━━━━━ Data extract ━━━━━

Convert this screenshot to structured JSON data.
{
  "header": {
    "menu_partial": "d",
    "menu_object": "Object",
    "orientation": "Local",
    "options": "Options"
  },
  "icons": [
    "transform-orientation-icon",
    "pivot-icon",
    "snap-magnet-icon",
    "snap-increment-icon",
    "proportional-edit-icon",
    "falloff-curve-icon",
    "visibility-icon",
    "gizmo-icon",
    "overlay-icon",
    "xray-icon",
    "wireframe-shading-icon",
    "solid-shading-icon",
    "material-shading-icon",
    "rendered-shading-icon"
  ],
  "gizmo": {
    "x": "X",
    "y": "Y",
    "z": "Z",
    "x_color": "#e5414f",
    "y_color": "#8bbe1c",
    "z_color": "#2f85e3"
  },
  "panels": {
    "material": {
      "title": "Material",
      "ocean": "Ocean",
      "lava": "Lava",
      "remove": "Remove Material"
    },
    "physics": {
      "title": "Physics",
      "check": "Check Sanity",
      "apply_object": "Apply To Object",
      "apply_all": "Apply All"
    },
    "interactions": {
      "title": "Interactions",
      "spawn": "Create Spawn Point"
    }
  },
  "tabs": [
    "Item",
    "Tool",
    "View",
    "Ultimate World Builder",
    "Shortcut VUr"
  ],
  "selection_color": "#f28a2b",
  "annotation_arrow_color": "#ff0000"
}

━━━━━

# What is needed
Restate the records, all of them, precisely as written.

# Solution to this task
Convert this screenshot to structured JSON data.
{
  "header": {
    "menu_partial": "d",
    "menu_object": "Object",
    "orientation": "Local",
    "options": "Options"
  },
  "icons": [
    "transform-orientation-icon",
    "pivot-icon",
    "snap-magnet-icon",
    "snap-increment-icon",
    "proportional-edit-icon",
    "falloff-curve-icon",
    "visibility-icon",
    "gizmo-icon",
    "overlay-icon",
    "xray-icon",
    "wireframe-shading-icon",
    "solid-shading-icon",
    "material-shading-icon",
    "rendered-shading-icon"
  ],
  "gizmo": {
    "x": "X",
    "y": "Y",
    "z": "Z",
    "x_color": "#e5414f",
    "y_color": "#8bbe1c",
    "z_color": "#2f85e3"
  },
  "panels": {
    "material": {
      "title": "Material",
      "ocean": "Ocean",
      "lava": "Lava",
      "remove": "Remove Material"
    },
    "physics": {
      "title": "Physics",
      "check": "Check Sanity",
      "apply_object": "Apply To Object",
      "apply_all": "Apply All"
    },
    "interactions": {
      "title": "Interactions",
      "spawn": "Create Spawn Point"
    }
  },
  "tabs": [
    "Item",
    "Tool",
    "View",
    "Ultimate World Builder",
    "Shortcut VUr"
  ],
  "selection_color": "#f28a2b",
  "annotation_arrow_color": "#ff0000"
}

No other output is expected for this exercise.